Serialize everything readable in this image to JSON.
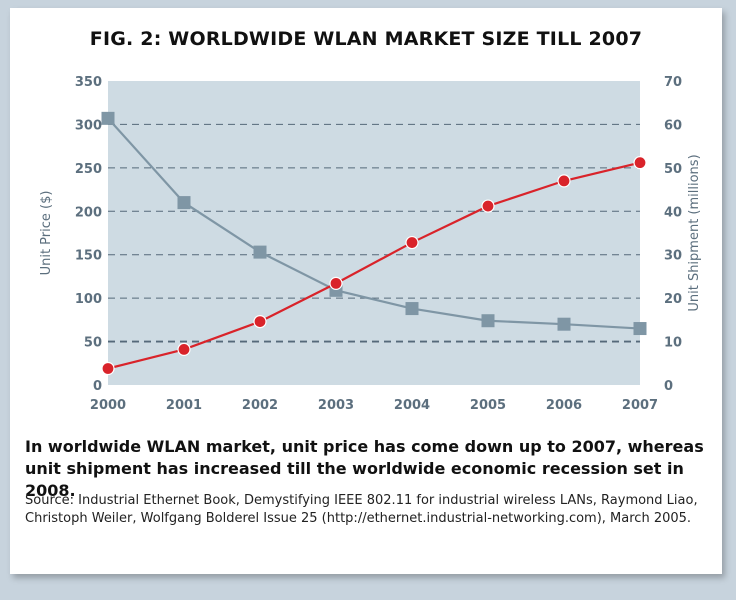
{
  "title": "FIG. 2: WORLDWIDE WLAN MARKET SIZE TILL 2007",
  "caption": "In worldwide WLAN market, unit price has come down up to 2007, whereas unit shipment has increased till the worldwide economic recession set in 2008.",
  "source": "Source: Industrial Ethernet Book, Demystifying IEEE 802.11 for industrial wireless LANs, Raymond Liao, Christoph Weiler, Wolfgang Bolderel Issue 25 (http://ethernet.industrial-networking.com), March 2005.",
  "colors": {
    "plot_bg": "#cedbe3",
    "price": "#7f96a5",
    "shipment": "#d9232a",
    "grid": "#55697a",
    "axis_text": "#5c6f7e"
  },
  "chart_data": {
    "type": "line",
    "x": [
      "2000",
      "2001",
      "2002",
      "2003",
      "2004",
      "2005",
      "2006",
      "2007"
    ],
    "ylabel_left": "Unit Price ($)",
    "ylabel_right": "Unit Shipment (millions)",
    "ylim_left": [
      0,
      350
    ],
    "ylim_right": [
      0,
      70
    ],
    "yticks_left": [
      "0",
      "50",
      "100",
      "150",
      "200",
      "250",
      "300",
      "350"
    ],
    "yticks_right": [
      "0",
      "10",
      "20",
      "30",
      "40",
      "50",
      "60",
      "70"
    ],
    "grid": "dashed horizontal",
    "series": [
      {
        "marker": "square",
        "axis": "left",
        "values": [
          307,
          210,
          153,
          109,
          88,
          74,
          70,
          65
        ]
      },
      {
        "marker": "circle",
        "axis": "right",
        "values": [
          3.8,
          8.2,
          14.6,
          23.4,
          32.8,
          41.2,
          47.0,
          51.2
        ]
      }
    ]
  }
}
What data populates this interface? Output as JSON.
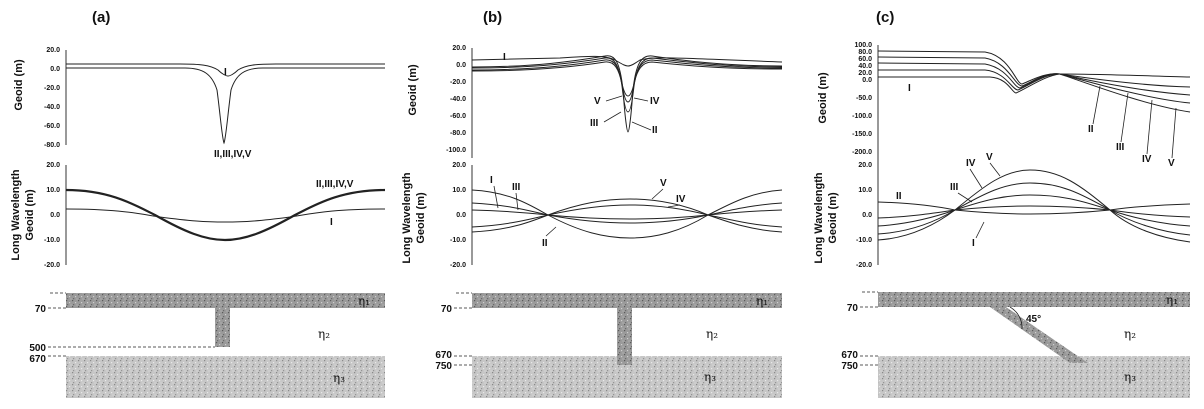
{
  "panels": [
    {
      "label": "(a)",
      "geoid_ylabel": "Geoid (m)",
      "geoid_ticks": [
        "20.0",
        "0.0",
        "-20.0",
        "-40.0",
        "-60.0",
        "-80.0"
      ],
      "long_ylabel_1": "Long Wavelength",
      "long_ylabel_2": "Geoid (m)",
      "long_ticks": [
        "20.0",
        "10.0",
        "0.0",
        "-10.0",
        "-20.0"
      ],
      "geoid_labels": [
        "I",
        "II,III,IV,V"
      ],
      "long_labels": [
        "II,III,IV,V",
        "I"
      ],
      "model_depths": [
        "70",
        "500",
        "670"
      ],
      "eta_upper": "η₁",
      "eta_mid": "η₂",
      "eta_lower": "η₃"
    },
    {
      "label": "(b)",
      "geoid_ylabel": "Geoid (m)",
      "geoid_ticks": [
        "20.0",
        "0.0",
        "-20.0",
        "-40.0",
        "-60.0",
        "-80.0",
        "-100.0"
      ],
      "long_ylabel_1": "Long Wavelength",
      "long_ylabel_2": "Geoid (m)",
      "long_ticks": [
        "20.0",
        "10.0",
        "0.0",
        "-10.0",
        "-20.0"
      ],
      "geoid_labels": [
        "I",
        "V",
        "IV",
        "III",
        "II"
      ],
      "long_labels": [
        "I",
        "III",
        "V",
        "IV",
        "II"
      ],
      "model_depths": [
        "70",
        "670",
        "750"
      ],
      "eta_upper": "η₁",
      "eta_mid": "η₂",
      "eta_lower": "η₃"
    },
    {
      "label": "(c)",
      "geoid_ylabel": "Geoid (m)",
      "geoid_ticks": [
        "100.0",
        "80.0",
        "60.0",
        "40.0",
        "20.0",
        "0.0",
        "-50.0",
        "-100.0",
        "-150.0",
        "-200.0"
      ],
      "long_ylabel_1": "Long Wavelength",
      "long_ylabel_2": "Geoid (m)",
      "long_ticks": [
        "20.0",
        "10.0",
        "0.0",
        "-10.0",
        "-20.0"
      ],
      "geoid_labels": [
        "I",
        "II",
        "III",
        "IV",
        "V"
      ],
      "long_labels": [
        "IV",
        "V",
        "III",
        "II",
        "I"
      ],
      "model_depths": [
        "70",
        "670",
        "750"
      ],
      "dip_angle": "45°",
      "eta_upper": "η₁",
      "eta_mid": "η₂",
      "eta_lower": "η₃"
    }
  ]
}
---
* _Problem description_
State how many lines in the records above contain the word "WLAN", giving only the number.

* _Exercise response_
2